● **Entries**
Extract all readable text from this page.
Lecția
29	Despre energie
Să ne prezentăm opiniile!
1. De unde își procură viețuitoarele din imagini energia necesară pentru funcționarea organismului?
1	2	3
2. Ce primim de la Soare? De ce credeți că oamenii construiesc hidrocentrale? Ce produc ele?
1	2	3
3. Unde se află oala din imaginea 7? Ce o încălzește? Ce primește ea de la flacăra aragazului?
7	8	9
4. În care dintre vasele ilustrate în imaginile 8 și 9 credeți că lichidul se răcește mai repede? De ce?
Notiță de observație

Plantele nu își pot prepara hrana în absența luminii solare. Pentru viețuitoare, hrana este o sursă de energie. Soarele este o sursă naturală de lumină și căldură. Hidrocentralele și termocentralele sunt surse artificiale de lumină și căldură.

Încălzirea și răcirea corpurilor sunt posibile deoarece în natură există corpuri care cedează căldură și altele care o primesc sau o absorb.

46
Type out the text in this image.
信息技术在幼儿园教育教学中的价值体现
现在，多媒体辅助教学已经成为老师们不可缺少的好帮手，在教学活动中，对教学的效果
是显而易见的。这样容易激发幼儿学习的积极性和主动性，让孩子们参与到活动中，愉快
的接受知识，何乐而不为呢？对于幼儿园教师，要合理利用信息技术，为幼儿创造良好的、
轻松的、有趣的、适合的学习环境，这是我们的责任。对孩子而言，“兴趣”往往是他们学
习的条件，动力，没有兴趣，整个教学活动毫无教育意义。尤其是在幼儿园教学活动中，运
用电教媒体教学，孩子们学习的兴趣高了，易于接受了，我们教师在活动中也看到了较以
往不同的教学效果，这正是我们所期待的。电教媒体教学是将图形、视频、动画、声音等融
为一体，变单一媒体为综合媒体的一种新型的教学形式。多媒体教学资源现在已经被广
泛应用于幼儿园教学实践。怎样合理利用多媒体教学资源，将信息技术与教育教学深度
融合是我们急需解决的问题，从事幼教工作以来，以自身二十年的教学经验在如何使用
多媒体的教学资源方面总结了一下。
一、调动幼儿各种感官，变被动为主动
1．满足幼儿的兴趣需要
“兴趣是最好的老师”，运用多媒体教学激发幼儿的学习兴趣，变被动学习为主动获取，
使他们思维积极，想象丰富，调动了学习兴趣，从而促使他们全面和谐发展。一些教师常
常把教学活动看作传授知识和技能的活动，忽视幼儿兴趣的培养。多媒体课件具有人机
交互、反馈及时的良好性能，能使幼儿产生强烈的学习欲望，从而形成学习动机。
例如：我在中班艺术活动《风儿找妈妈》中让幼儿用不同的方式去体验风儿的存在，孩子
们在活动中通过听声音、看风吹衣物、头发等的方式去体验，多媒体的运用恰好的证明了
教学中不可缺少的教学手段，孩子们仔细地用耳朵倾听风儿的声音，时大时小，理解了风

● **Directive**
What are the lines from the one with "Type out the text in this image." through the last line of the records above? Quote them exactly and add nothing.

● **Answer in full**
Type out the text in this image.
信息技术在幼儿园教育教学中的价值体现
现在，多媒体辅助教学已经成为老师们不可缺少的好帮手，在教学活动中，对教学的效果
是显而易见的。这样容易激发幼儿学习的积极性和主动性，让孩子们参与到活动中，愉快
的接受知识，何乐而不为呢？对于幼儿园教师，要合理利用信息技术，为幼儿创造良好的、
轻松的、有趣的、适合的学习环境，这是我们的责任。对孩子而言，“兴趣”往往是他们学
习的条件，动力，没有兴趣，整个教学活动毫无教育意义。尤其是在幼儿园教学活动中，运
用电教媒体教学，孩子们学习的兴趣高了，易于接受了，我们教师在活动中也看到了较以
往不同的教学效果，这正是我们所期待的。电教媒体教学是将图形、视频、动画、声音等融
为一体，变单一媒体为综合媒体的一种新型的教学形式。多媒体教学资源现在已经被广
泛应用于幼儿园教学实践。怎样合理利用多媒体教学资源，将信息技术与教育教学深度
融合是我们急需解决的问题，从事幼教工作以来，以自身二十年的教学经验在如何使用
多媒体的教学资源方面总结了一下。
一、调动幼儿各种感官，变被动为主动
1．满足幼儿的兴趣需要
“兴趣是最好的老师”，运用多媒体教学激发幼儿的学习兴趣，变被动学习为主动获取，
使他们思维积极，想象丰富，调动了学习兴趣，从而促使他们全面和谐发展。一些教师常
常把教学活动看作传授知识和技能的活动，忽视幼儿兴趣的培养。多媒体课件具有人机
交互、反馈及时的良好性能，能使幼儿产生强烈的学习欲望，从而形成学习动机。
例如：我在中班艺术活动《风儿找妈妈》中让幼儿用不同的方式去体验风儿的存在，孩子
们在活动中通过听声音、看风吹衣物、头发等的方式去体验，多媒体的运用恰好的证明了
教学中不可缺少的教学手段，孩子们仔细地用耳朵倾听风儿的声音，时大时小，理解了风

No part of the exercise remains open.